WHAT TO PRODUCE – Find every line in the records below that holds the word "type", and copy each one.

RECORDS FOR THE EXERCISE –
-- BEGIN --

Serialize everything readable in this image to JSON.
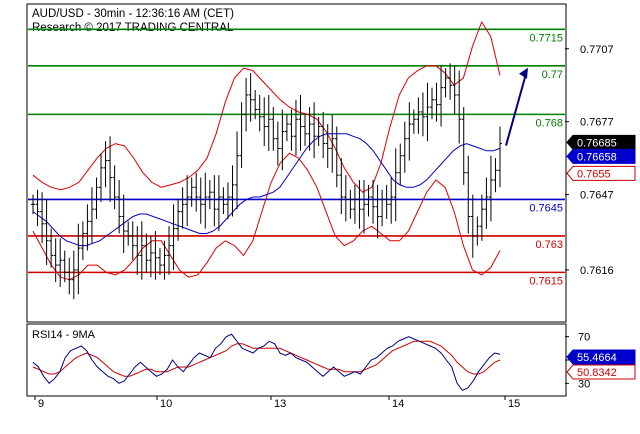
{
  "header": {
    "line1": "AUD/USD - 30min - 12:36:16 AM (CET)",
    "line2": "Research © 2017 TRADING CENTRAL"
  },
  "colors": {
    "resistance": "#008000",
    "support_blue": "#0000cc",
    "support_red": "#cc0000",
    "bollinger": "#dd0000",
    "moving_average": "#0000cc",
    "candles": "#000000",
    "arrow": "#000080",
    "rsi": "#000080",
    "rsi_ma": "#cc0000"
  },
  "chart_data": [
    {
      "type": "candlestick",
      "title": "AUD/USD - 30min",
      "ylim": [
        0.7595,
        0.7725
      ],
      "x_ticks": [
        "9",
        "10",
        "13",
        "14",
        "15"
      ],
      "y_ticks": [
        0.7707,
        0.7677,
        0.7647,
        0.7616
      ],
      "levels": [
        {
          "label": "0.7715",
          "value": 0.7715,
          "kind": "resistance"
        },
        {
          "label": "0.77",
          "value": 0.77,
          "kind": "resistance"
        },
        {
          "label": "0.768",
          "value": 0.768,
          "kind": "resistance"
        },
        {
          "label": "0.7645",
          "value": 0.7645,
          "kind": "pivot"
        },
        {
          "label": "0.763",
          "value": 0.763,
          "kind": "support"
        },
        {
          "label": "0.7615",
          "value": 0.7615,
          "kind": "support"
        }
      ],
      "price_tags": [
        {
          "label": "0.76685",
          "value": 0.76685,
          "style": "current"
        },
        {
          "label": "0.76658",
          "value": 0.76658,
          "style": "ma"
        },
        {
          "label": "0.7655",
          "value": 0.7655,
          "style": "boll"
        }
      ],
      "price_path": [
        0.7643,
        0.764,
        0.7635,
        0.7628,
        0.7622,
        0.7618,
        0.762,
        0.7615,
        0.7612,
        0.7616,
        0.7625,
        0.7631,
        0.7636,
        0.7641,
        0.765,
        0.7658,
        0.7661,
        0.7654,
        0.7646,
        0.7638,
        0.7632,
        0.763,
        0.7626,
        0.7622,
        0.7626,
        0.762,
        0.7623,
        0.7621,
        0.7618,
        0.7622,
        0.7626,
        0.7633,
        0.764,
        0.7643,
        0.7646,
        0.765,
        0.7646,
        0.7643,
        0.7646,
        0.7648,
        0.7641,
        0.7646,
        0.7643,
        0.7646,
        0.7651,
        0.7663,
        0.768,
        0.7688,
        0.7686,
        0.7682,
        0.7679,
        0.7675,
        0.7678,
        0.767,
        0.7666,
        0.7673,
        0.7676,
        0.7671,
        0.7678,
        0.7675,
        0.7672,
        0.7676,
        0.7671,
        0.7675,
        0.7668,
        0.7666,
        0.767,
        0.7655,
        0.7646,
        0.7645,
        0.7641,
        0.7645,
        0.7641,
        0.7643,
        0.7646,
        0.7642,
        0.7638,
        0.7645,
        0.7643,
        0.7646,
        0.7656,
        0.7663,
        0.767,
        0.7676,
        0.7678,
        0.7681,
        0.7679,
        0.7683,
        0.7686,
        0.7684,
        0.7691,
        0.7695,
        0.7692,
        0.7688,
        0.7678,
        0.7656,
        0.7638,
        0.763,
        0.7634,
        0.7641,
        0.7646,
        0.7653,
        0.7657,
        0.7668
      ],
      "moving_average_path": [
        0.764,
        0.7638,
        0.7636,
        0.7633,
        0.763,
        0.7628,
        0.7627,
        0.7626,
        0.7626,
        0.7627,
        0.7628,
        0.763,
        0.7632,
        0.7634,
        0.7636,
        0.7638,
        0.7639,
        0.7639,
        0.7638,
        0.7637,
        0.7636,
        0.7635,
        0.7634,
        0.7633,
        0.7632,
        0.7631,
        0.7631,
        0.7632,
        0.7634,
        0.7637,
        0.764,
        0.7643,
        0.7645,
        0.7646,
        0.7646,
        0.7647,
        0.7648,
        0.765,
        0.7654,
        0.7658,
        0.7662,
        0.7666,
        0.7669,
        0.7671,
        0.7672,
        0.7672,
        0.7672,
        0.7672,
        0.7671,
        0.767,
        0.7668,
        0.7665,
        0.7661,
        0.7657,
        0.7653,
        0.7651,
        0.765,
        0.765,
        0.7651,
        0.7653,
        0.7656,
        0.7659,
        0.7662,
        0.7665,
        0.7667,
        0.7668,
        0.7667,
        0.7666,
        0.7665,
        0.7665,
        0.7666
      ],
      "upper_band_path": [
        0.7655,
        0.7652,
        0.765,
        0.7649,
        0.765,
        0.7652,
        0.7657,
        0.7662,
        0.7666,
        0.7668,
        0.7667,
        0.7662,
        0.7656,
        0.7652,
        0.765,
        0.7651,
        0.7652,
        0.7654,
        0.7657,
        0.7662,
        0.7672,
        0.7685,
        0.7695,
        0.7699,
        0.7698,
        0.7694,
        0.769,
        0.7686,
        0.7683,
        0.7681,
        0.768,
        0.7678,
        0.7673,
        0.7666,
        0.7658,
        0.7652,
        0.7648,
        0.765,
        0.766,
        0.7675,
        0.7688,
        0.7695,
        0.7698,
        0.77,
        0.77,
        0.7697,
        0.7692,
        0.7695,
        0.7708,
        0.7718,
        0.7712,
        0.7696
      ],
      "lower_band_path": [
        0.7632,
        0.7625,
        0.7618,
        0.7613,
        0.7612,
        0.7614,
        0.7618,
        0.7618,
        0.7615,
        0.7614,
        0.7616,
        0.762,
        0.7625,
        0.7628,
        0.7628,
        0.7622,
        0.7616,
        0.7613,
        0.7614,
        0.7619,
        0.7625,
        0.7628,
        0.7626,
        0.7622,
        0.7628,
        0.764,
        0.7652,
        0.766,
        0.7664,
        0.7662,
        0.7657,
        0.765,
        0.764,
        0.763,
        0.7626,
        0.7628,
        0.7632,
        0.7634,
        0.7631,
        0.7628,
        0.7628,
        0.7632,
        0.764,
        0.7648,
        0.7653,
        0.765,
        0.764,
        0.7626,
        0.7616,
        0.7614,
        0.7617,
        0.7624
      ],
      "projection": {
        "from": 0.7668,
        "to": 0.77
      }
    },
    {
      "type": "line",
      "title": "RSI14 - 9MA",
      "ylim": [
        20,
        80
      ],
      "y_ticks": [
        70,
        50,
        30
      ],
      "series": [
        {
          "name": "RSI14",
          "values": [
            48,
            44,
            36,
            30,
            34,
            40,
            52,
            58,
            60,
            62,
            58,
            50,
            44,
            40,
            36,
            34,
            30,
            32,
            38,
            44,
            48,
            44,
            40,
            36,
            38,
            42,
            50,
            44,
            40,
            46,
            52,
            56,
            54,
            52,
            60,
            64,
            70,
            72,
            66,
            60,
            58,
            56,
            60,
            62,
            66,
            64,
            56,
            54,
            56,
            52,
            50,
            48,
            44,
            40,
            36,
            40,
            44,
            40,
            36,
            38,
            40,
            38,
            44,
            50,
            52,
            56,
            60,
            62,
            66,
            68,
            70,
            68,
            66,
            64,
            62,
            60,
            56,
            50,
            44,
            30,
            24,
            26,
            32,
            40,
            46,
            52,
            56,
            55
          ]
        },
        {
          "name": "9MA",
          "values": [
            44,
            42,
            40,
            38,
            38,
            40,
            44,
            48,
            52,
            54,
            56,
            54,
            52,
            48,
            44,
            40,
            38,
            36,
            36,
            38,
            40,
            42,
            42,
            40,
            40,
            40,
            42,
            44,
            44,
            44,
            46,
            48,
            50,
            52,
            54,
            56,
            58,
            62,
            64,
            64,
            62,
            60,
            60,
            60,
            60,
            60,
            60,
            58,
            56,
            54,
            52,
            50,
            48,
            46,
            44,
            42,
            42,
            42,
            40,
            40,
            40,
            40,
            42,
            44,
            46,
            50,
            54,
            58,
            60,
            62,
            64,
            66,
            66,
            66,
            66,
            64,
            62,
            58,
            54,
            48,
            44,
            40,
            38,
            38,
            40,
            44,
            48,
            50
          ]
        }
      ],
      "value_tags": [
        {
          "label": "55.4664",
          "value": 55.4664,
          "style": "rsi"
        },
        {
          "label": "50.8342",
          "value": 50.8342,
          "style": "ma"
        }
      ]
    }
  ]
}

-- END --
-- BEGIN --

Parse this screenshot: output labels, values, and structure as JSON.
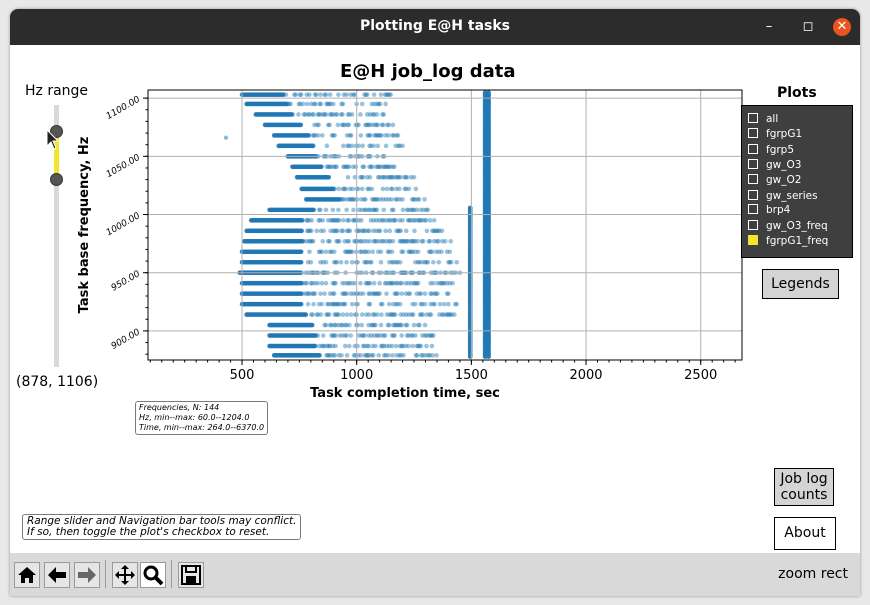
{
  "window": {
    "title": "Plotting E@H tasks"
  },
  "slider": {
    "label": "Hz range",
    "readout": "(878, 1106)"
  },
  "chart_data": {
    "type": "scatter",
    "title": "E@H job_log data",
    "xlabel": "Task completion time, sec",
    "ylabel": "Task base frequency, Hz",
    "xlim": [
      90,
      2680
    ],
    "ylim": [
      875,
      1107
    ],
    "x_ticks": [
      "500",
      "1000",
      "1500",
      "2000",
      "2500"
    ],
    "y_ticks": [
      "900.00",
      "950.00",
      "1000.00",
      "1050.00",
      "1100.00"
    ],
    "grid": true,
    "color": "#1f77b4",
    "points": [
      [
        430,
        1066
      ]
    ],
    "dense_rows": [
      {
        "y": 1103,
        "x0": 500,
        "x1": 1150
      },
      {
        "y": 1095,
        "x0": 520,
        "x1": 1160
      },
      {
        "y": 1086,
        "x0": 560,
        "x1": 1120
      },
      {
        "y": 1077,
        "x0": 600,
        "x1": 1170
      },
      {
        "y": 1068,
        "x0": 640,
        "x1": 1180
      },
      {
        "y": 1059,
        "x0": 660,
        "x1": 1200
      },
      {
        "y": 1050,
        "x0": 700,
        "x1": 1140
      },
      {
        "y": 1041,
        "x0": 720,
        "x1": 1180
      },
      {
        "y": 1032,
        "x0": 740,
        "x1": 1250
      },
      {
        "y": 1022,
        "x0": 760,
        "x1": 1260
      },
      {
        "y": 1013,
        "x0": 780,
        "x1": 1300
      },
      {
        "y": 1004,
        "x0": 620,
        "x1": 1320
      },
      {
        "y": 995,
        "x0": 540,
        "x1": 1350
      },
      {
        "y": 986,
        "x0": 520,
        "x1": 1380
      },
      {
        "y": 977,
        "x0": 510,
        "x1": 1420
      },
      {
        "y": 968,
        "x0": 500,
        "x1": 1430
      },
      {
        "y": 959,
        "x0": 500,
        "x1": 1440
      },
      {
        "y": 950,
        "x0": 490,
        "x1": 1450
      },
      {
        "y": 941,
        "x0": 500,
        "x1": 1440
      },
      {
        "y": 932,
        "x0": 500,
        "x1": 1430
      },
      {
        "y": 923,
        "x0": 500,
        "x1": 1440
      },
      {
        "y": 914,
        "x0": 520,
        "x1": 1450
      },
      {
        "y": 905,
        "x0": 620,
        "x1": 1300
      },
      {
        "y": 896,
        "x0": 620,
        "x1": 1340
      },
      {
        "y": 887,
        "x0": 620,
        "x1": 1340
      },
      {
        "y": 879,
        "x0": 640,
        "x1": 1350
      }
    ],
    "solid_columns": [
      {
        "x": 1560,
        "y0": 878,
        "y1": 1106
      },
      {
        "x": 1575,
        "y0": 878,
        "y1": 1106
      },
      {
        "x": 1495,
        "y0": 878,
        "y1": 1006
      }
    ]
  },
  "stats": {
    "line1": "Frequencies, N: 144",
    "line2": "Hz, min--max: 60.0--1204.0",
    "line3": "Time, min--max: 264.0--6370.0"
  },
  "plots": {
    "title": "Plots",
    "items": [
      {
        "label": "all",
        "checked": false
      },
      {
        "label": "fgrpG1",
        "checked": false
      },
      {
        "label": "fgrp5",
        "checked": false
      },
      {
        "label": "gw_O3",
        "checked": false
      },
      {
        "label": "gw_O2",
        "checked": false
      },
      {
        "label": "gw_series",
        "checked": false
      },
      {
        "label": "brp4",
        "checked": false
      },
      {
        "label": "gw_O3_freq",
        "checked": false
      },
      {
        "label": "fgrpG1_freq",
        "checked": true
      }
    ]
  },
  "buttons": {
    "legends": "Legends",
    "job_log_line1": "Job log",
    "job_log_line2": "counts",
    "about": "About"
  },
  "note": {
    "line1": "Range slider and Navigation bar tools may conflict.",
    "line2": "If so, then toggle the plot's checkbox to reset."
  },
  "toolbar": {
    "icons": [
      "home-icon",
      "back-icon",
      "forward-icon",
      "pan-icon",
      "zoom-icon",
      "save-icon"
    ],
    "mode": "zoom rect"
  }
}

-- END --

RESULT FOR THIS EXERCISE –
      "type": "candlestick",
      "type": "line",
    "type": "scatter",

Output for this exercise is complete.